>> BEGIN Information given
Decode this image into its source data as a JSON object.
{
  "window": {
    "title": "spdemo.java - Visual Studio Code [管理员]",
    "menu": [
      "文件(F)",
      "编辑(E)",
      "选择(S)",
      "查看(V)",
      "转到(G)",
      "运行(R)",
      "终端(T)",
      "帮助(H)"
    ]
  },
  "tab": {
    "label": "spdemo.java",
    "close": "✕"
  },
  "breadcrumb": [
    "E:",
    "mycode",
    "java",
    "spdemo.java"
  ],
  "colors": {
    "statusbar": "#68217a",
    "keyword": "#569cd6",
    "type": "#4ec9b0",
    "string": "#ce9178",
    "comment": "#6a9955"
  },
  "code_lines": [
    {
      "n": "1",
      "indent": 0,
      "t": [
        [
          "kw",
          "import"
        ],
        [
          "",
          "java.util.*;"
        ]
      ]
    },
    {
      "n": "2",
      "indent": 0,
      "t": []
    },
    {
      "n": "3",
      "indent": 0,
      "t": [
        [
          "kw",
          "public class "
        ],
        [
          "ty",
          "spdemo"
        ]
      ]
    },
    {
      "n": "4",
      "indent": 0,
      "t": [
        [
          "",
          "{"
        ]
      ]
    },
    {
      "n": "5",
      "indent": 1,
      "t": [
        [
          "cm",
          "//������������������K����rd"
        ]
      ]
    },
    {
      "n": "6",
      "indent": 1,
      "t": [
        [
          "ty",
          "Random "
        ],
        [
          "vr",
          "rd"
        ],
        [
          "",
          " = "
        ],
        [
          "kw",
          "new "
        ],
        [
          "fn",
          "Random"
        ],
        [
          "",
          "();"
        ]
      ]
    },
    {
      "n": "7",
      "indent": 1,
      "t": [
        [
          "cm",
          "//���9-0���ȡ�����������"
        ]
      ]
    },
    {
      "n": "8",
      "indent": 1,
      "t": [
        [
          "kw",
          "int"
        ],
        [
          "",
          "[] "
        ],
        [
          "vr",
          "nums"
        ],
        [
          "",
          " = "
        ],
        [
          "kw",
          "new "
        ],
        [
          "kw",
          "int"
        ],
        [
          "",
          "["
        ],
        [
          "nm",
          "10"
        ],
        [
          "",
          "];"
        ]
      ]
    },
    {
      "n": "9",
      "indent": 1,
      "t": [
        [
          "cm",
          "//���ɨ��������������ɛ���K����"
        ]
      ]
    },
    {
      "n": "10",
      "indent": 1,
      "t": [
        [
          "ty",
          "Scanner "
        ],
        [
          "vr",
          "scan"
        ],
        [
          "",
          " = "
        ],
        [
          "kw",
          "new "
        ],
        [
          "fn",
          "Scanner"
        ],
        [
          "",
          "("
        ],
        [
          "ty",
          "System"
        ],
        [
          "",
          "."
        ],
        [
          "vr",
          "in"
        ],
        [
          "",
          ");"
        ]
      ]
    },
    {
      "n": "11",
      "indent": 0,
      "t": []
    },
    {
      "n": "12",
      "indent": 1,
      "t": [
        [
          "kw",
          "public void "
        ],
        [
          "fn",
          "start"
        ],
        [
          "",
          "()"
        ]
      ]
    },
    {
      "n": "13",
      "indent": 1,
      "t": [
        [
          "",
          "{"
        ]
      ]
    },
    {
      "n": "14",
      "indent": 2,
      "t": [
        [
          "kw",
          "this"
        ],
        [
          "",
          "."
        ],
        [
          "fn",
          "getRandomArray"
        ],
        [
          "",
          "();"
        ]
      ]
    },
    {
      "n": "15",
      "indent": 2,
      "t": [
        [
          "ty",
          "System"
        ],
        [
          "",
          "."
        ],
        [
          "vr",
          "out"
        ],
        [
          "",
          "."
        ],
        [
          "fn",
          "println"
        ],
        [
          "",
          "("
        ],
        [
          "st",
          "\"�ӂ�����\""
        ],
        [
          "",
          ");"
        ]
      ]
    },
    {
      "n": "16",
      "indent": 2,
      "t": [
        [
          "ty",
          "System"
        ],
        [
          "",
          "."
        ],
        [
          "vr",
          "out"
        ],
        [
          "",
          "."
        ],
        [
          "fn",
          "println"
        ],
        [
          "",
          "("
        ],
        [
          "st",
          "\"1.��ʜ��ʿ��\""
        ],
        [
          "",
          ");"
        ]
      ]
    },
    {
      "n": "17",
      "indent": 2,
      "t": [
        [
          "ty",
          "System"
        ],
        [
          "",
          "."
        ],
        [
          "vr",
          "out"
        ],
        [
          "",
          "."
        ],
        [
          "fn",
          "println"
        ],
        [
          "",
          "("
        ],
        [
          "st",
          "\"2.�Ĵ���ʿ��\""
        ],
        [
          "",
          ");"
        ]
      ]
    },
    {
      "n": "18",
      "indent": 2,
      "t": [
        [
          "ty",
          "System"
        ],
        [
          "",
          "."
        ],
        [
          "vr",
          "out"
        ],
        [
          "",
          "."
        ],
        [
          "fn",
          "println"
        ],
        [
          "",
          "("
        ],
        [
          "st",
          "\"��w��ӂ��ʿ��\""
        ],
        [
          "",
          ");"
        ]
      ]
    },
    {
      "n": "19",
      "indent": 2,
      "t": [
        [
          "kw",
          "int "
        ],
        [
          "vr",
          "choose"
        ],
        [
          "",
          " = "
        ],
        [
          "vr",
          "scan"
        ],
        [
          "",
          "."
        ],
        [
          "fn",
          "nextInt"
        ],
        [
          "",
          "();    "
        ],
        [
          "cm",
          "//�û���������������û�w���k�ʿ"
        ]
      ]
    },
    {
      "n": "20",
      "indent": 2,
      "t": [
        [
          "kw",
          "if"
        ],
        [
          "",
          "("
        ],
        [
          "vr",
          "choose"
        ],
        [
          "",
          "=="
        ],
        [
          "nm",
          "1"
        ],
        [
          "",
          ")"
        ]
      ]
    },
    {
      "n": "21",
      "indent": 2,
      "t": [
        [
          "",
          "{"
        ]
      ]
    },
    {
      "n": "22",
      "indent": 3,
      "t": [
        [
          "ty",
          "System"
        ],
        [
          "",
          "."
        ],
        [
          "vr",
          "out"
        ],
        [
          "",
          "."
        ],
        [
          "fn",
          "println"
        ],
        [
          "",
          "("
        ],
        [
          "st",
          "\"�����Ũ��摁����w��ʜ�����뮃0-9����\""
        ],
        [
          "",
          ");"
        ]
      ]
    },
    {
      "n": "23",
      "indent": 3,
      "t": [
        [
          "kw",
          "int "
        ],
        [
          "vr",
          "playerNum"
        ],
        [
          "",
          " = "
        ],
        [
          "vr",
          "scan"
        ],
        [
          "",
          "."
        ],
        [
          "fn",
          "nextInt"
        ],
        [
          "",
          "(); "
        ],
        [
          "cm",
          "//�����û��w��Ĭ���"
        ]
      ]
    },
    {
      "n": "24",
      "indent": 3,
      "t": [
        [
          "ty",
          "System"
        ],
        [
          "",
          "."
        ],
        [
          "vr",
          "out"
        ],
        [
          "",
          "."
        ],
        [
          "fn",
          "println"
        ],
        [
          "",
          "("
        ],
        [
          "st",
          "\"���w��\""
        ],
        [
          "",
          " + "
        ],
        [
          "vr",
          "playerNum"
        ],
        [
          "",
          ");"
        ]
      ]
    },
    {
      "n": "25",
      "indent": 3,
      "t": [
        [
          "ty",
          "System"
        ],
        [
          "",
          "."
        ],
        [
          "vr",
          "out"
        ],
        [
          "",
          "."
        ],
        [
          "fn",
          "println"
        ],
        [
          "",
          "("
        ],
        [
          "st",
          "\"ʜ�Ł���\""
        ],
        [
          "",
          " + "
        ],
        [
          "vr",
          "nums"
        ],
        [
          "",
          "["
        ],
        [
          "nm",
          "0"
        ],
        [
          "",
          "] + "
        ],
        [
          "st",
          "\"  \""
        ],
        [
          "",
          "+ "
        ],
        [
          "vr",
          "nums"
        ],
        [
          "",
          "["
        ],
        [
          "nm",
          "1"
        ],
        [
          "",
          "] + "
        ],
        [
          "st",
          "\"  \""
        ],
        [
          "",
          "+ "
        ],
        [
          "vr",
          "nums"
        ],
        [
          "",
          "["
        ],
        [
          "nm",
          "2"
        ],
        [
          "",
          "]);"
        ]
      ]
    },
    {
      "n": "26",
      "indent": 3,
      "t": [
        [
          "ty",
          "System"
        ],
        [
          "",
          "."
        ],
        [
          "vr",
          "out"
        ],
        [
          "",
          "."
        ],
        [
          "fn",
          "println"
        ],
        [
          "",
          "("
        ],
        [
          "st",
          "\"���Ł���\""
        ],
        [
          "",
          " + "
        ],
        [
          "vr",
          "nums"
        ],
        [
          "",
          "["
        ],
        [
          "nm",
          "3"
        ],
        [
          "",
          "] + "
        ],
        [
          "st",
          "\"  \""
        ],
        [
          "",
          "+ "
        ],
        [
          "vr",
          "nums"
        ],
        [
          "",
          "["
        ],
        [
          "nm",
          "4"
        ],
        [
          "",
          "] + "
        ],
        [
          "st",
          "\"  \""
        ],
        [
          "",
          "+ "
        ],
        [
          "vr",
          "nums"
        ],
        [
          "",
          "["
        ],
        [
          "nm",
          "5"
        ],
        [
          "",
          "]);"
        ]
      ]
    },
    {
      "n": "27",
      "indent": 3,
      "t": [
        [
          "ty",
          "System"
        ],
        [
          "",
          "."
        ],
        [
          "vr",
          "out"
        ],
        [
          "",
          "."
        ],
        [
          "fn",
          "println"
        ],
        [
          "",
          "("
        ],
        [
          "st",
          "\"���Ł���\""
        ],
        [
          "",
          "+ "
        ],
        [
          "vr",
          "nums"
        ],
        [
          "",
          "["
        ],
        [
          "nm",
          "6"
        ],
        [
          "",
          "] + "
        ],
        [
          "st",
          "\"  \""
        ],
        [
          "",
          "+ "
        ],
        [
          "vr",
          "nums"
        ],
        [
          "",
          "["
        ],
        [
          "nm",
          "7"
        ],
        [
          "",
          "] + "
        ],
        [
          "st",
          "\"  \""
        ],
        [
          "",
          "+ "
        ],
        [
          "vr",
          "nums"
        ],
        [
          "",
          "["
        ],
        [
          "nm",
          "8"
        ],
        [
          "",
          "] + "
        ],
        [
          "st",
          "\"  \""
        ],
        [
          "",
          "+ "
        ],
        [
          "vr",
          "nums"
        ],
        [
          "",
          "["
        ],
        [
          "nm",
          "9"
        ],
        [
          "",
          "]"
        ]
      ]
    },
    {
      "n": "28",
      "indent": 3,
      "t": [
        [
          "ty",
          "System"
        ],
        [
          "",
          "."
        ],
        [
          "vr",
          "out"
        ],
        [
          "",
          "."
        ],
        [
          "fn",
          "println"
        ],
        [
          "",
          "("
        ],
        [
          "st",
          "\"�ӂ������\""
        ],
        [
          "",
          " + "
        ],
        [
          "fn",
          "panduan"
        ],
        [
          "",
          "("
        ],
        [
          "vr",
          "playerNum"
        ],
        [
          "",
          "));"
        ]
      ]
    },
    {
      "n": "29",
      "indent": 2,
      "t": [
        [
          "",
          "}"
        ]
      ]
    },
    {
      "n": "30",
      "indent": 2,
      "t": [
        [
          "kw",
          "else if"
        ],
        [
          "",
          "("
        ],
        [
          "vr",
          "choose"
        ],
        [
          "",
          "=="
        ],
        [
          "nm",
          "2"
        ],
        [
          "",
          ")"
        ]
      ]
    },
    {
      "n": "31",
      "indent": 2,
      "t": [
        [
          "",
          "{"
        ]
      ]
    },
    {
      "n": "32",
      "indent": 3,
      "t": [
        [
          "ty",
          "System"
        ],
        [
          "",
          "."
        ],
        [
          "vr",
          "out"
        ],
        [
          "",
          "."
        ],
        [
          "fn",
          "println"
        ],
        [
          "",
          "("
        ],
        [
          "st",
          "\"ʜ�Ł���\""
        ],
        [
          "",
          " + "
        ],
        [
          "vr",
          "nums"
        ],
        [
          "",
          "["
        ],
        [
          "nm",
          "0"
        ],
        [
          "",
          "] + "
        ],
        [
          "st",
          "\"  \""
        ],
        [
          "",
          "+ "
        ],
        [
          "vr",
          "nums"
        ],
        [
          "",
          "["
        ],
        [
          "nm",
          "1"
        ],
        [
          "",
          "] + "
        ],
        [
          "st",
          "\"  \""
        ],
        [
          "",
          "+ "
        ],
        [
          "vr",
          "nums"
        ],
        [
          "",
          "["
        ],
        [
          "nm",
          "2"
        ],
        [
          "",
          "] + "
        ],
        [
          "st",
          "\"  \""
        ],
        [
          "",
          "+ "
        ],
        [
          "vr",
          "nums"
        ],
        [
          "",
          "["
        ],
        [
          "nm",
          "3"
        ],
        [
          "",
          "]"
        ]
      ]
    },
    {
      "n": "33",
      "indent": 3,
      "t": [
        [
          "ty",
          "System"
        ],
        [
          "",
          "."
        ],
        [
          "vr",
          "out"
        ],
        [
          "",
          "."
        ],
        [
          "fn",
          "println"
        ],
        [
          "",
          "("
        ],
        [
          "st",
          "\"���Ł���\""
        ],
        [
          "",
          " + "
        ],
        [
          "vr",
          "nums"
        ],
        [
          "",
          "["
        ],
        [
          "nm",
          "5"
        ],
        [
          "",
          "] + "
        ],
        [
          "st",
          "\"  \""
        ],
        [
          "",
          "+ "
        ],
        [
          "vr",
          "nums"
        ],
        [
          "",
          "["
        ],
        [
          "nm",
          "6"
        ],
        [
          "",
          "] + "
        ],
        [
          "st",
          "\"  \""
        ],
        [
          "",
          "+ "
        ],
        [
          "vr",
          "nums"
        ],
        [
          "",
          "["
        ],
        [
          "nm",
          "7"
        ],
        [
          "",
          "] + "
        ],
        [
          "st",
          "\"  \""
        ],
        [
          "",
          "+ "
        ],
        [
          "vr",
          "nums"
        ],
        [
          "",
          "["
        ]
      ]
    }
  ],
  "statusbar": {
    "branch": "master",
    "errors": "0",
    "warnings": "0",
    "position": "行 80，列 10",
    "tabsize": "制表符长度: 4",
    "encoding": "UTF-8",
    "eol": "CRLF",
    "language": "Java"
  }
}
>> END Information given
Scan the lines above for "this", then copy every one that has it.

Decode this image into its source data as a JSON object.
          "this"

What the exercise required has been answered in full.